▸ Requirements
List the lines of this listing that hold the word "Sollentuna".
══ Material to process ══
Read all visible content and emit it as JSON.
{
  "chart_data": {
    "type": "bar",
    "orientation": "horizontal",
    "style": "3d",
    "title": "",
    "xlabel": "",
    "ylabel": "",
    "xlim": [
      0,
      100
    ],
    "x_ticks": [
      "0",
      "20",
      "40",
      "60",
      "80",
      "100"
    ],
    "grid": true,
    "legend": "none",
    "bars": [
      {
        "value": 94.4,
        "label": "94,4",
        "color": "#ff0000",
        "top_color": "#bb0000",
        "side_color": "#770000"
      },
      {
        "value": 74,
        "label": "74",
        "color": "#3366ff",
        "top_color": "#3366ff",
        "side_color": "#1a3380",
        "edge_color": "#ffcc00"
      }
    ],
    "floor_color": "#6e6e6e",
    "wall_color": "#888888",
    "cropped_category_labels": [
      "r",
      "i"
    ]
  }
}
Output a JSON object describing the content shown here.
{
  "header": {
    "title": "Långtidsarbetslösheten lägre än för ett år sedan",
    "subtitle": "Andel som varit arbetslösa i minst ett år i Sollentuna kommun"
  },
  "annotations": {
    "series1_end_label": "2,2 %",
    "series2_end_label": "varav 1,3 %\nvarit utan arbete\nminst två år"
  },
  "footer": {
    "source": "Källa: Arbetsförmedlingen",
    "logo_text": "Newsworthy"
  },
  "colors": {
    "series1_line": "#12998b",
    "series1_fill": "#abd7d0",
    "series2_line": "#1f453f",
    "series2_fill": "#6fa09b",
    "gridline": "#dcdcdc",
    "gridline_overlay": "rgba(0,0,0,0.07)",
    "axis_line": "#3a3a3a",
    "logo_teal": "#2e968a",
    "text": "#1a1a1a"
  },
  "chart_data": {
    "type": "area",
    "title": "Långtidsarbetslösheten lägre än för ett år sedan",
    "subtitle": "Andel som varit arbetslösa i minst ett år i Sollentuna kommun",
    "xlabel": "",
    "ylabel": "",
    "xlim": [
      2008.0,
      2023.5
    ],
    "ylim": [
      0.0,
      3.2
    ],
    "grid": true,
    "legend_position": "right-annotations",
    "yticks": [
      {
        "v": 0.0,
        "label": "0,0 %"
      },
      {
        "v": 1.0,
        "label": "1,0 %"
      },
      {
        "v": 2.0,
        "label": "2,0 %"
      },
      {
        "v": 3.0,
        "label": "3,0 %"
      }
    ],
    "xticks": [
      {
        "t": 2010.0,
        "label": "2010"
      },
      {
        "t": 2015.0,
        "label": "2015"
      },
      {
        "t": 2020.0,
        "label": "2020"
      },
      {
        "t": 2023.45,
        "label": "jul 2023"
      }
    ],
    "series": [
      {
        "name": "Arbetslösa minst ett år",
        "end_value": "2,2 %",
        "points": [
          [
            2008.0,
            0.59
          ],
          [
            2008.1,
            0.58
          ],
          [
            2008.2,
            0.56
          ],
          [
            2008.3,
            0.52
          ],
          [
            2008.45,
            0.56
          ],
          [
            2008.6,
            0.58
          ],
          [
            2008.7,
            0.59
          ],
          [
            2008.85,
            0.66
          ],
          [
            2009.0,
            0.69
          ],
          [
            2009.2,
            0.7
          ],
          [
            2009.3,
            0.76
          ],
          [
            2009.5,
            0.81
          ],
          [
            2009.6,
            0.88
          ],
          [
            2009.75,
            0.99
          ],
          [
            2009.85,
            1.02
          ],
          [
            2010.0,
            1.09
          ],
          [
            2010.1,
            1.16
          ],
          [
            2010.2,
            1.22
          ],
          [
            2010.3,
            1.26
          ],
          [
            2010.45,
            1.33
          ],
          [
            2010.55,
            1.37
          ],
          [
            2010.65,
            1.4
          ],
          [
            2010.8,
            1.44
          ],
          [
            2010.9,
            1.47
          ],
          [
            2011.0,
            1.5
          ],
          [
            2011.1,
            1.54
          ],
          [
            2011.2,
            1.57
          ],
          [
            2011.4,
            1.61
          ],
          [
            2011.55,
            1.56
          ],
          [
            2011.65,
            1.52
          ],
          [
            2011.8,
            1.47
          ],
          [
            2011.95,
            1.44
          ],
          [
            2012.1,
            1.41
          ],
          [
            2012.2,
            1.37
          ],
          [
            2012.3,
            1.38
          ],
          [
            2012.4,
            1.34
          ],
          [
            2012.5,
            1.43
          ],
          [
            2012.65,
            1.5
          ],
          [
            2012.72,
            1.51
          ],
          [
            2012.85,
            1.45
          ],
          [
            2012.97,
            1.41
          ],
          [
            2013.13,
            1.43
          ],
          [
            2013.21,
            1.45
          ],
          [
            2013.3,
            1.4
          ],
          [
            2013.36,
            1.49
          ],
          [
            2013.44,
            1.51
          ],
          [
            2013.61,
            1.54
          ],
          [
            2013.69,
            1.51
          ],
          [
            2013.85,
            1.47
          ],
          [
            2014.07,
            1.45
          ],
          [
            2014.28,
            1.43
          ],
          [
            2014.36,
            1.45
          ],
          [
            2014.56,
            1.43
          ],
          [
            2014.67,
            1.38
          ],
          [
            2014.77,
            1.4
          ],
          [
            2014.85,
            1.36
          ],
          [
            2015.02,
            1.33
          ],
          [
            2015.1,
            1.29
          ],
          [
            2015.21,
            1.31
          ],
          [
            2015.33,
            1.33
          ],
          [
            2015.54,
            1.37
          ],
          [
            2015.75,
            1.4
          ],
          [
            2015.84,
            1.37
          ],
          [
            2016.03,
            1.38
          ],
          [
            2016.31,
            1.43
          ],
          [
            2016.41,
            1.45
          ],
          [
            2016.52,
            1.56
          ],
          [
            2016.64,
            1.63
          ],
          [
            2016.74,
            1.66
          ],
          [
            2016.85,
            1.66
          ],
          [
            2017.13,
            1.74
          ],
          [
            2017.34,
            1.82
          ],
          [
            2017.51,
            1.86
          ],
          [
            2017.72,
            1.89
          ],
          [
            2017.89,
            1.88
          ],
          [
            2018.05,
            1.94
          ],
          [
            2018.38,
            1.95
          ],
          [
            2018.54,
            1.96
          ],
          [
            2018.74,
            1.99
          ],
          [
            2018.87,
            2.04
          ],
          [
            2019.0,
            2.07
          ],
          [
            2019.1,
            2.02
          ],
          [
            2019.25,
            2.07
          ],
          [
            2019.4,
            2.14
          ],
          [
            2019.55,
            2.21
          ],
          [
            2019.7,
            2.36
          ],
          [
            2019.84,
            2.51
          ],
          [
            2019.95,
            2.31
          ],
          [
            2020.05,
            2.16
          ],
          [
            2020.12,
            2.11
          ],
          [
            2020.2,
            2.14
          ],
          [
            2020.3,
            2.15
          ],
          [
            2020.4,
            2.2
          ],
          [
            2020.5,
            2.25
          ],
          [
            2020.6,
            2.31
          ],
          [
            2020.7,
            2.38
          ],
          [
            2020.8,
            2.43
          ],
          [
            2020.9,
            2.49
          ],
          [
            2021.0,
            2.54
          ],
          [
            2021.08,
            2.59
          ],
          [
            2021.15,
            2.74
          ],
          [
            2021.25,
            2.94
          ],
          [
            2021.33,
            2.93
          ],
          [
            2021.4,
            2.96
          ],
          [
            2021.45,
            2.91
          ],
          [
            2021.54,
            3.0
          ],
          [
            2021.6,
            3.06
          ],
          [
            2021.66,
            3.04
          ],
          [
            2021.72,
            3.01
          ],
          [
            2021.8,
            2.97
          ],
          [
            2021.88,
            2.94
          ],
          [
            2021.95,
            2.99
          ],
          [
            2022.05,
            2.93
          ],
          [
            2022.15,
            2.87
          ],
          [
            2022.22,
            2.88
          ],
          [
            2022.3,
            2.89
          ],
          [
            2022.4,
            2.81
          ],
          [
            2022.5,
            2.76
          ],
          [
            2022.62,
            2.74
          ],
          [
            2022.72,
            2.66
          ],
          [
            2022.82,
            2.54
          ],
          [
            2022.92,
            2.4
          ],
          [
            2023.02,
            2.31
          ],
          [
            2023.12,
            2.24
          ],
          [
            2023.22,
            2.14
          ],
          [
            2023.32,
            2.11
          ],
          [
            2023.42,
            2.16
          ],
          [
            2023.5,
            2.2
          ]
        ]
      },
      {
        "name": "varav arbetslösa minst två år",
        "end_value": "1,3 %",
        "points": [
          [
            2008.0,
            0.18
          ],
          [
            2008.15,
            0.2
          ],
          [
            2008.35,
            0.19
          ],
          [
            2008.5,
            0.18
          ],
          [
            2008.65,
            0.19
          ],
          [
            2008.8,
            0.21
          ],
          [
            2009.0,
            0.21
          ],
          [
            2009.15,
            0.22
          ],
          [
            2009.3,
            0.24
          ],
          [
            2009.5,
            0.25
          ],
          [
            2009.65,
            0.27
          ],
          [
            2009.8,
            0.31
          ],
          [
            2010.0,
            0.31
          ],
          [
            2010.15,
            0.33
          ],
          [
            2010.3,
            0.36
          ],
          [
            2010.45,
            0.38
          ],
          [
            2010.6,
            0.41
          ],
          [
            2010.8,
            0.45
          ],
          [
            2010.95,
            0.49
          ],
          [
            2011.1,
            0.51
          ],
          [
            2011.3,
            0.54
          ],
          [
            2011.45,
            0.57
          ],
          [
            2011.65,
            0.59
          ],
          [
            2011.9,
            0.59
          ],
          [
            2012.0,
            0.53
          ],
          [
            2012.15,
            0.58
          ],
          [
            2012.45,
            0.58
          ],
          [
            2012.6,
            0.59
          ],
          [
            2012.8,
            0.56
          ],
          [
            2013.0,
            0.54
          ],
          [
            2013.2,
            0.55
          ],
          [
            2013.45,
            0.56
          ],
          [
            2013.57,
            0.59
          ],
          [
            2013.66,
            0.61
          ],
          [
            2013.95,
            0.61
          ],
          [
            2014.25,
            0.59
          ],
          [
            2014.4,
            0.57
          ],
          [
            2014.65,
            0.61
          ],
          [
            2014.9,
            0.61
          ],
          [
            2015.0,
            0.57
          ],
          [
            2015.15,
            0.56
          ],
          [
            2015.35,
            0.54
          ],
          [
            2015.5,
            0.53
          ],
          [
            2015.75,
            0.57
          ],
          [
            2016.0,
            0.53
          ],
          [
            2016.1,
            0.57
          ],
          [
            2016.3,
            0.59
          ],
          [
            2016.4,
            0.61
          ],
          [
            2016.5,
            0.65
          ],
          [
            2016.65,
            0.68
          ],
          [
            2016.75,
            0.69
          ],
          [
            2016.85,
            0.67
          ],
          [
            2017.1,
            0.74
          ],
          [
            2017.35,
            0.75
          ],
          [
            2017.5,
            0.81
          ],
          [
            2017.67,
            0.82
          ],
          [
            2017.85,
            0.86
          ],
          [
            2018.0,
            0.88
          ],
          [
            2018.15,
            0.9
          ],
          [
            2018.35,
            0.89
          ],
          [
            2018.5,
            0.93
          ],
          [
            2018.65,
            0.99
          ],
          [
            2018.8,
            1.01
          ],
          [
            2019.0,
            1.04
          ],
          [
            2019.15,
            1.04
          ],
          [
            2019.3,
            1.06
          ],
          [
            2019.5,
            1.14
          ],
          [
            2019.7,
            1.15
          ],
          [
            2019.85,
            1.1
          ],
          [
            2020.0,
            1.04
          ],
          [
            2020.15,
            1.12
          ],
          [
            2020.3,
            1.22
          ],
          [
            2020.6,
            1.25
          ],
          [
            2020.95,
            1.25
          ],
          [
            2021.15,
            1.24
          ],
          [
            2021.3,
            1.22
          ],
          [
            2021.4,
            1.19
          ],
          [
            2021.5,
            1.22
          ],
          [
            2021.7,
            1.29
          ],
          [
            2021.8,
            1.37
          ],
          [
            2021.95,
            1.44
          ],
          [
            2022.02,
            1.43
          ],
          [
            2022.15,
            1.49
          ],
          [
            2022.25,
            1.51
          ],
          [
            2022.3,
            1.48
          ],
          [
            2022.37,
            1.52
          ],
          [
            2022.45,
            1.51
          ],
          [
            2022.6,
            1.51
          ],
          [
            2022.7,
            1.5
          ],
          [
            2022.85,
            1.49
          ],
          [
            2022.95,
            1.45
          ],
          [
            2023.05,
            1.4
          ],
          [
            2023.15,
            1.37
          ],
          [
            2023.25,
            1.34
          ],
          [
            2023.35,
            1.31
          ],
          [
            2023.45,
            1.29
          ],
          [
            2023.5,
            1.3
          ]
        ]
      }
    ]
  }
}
═══
▸ Finished task
    "subtitle": "Andel som varit arbetslösa i minst ett år i Sollentuna kommun"
    "subtitle": "Andel som varit arbetslösa i minst ett år i Sollentuna kommun",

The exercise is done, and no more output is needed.